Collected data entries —
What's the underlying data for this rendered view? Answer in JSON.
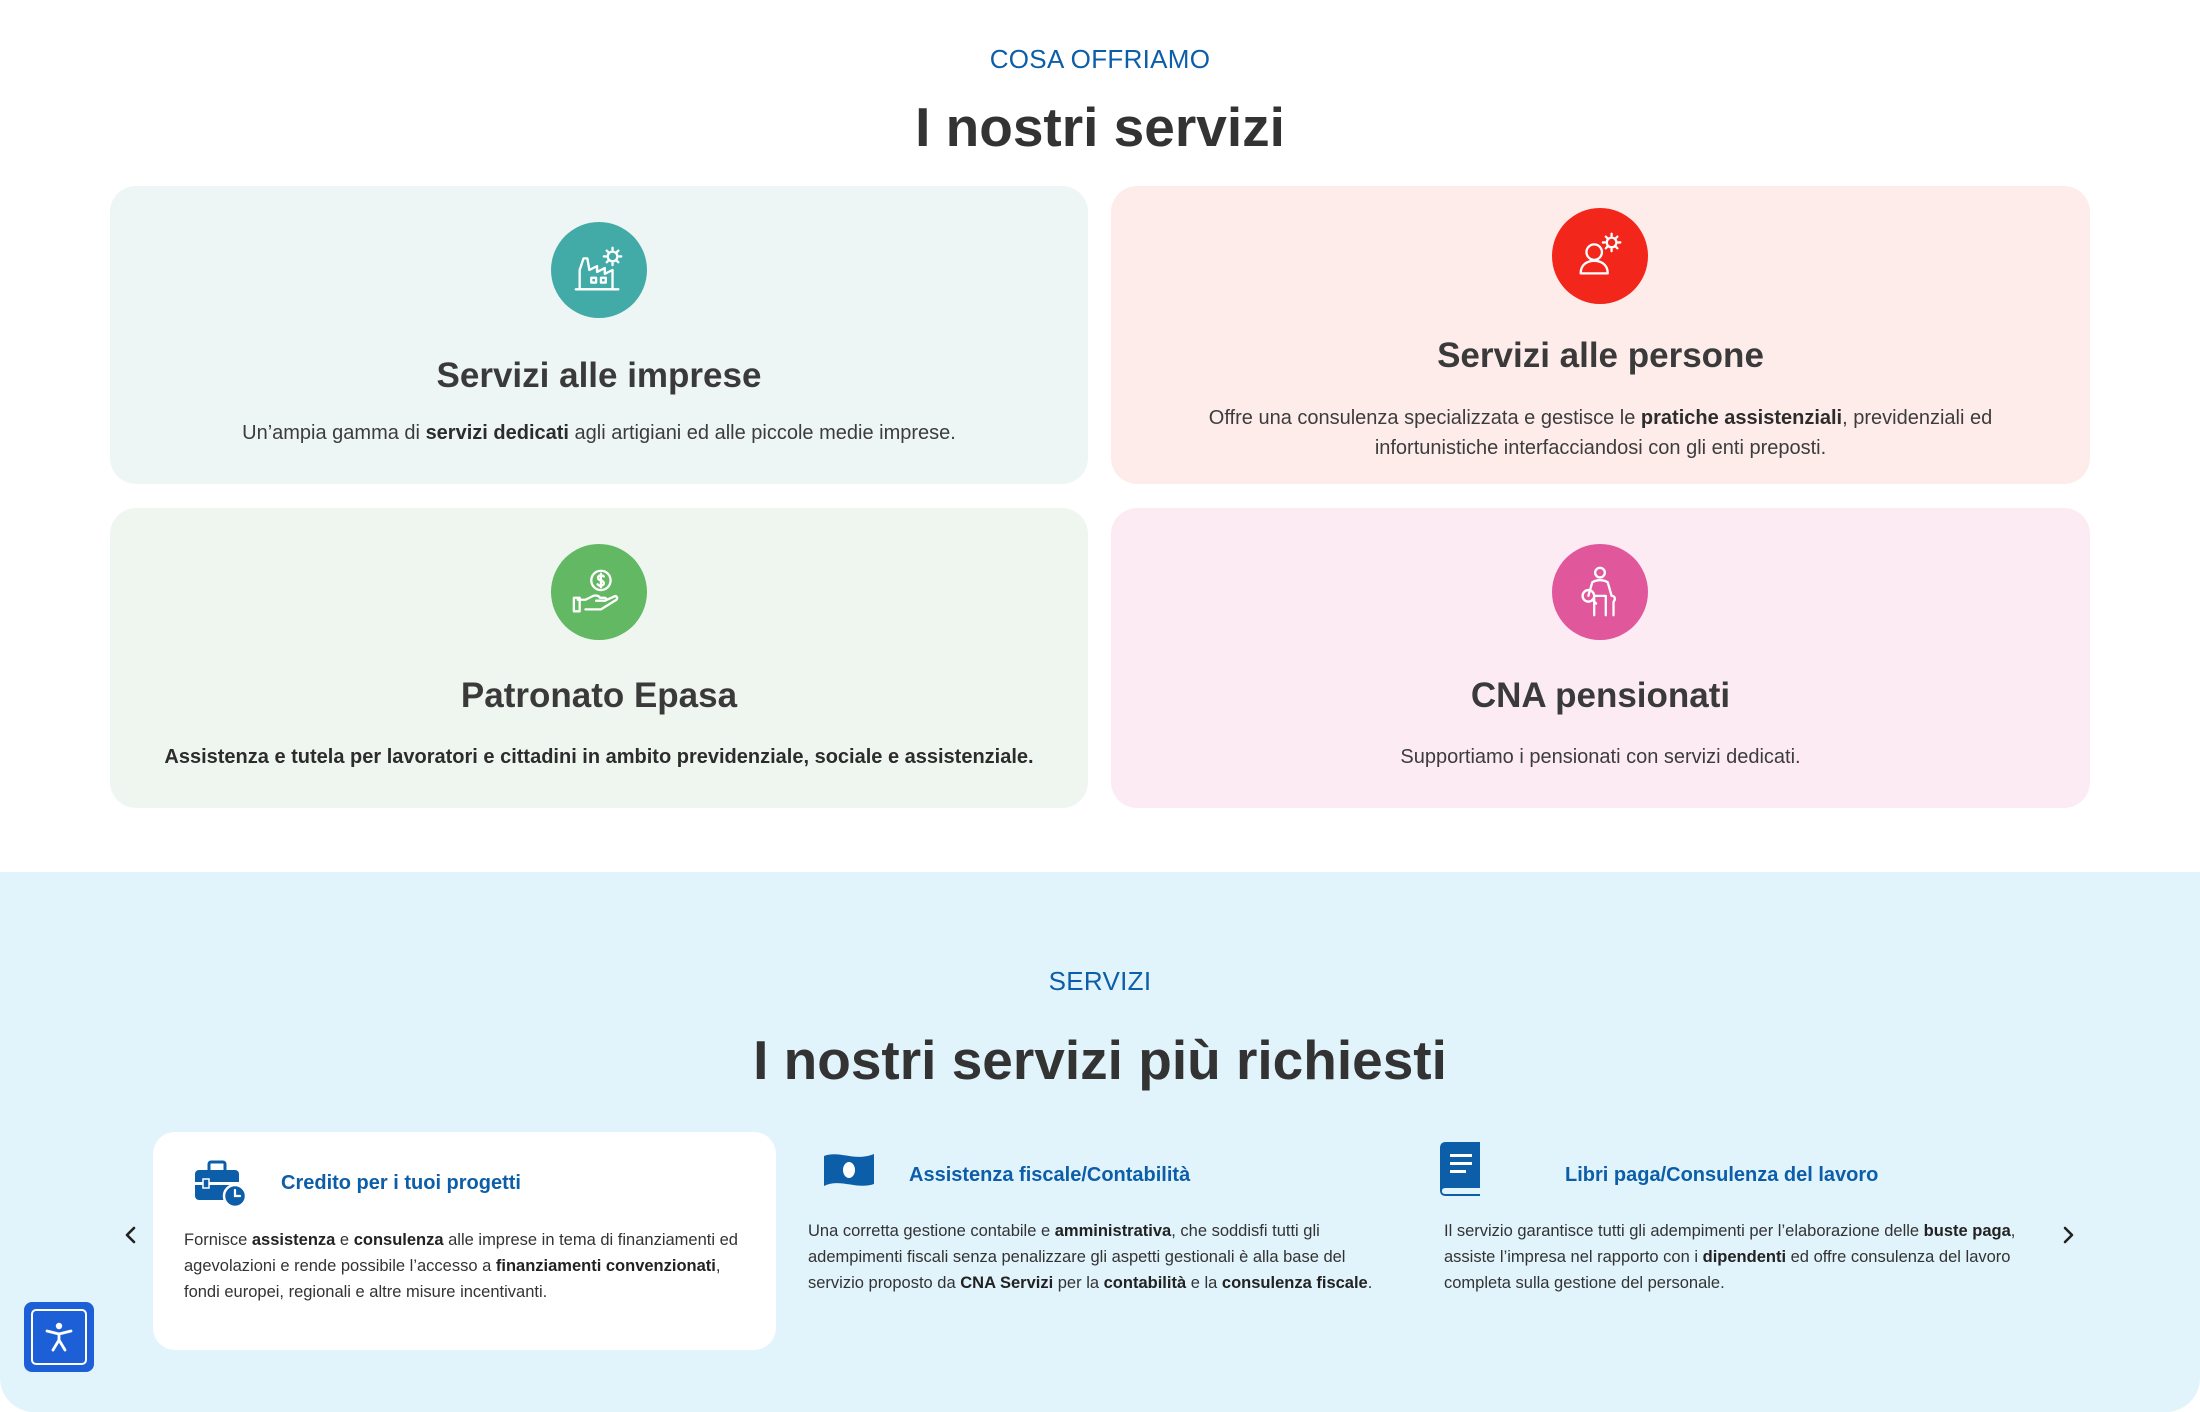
{
  "offer": {
    "eyebrow": "COSA OFFRIAMO",
    "title": "I nostri servizi",
    "cards": [
      {
        "title": "Servizi alle imprese",
        "icon": "factory-gear-icon",
        "bg": "#edf6f5",
        "icon_bg": "#42aba7",
        "text": [
          {
            "t": "Un’ampia gamma di ",
            "b": false
          },
          {
            "t": "servizi dedicati",
            "b": true
          },
          {
            "t": " agli artigiani ed alle piccole medie imprese.",
            "b": false
          }
        ]
      },
      {
        "title": "Servizi alle persone",
        "icon": "person-gear-icon",
        "bg": "#feeceb",
        "icon_bg": "#f2261b",
        "text": [
          {
            "t": "Offre una consulenza specializzata e gestisce le ",
            "b": false
          },
          {
            "t": "pratiche assistenziali",
            "b": true
          },
          {
            "t": ", previdenziali ed infortunistiche interfacciandosi con gli enti preposti.",
            "b": false
          }
        ]
      },
      {
        "title": "Patronato Epasa",
        "icon": "hand-coin-icon",
        "bg": "#eff6f0",
        "icon_bg": "#62b863",
        "text": [
          {
            "t": "Assistenza e tutela per lavoratori e cittadini in ambito previdenziale, sociale e assistenziale.",
            "b": true
          }
        ]
      },
      {
        "title": "CNA pensionati",
        "icon": "elderly-person-icon",
        "bg": "#fdebf3",
        "icon_bg": "#e0579b",
        "text": [
          {
            "t": "Supportiamo i pensionati con servizi dedicati.",
            "b": false
          }
        ]
      }
    ]
  },
  "services": {
    "eyebrow": "SERVIZI",
    "title": "I nostri servizi più richiesti",
    "items": [
      {
        "title": "Credito per i tuoi progetti",
        "icon": "briefcase-clock-icon",
        "text": [
          {
            "t": "Fornisce ",
            "b": false
          },
          {
            "t": "assistenza",
            "b": true
          },
          {
            "t": " e ",
            "b": false
          },
          {
            "t": "consulenza",
            "b": true
          },
          {
            "t": " alle imprese in tema di finanziamenti ed agevolazioni e rende possibile l’accesso a ",
            "b": false
          },
          {
            "t": "finanziamenti convenzionati",
            "b": true
          },
          {
            "t": ", fondi europei, regionali e altre misure incentivanti.",
            "b": false
          }
        ]
      },
      {
        "title": "Assistenza fiscale/Contabilità",
        "icon": "banknote-icon",
        "text": [
          {
            "t": "Una corretta gestione contabile e ",
            "b": false
          },
          {
            "t": "amministrativa",
            "b": true
          },
          {
            "t": ", che soddisfi tutti gli adempimenti fiscali senza penalizzare gli aspetti gestionali è alla base del servizio proposto da ",
            "b": false
          },
          {
            "t": "CNA Servizi",
            "b": true
          },
          {
            "t": " per la ",
            "b": false
          },
          {
            "t": "contabilità",
            "b": true
          },
          {
            "t": " e la ",
            "b": false
          },
          {
            "t": "consulenza fiscale",
            "b": true
          },
          {
            "t": ".",
            "b": false
          }
        ]
      },
      {
        "title": "Libri paga/Consulenza del lavoro",
        "icon": "book-icon",
        "text": [
          {
            "t": "Il servizio garantisce tutti gli adempimenti per l’elaborazione delle ",
            "b": false
          },
          {
            "t": "buste paga",
            "b": true
          },
          {
            "t": ", assiste l’impresa nel rapporto con i ",
            "b": false
          },
          {
            "t": "dipendenti",
            "b": true
          },
          {
            "t": " ed offre consulenza del lavoro completa sulla gestione del personale.",
            "b": false
          }
        ]
      }
    ],
    "prev_icon": "chevron-left-icon",
    "next_icon": "chevron-right-icon"
  },
  "accessibility": {
    "icon": "accessibility-icon",
    "color": "#1d5fd6"
  },
  "colors": {
    "accent": "#0d5ea8",
    "services_bg": "#e1f3fb"
  }
}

TASK TO COMPLETE —
Work out how many lines of the data hold the string "paga". Reply with that number alone.

REPLY TO THE EXERCISE —
2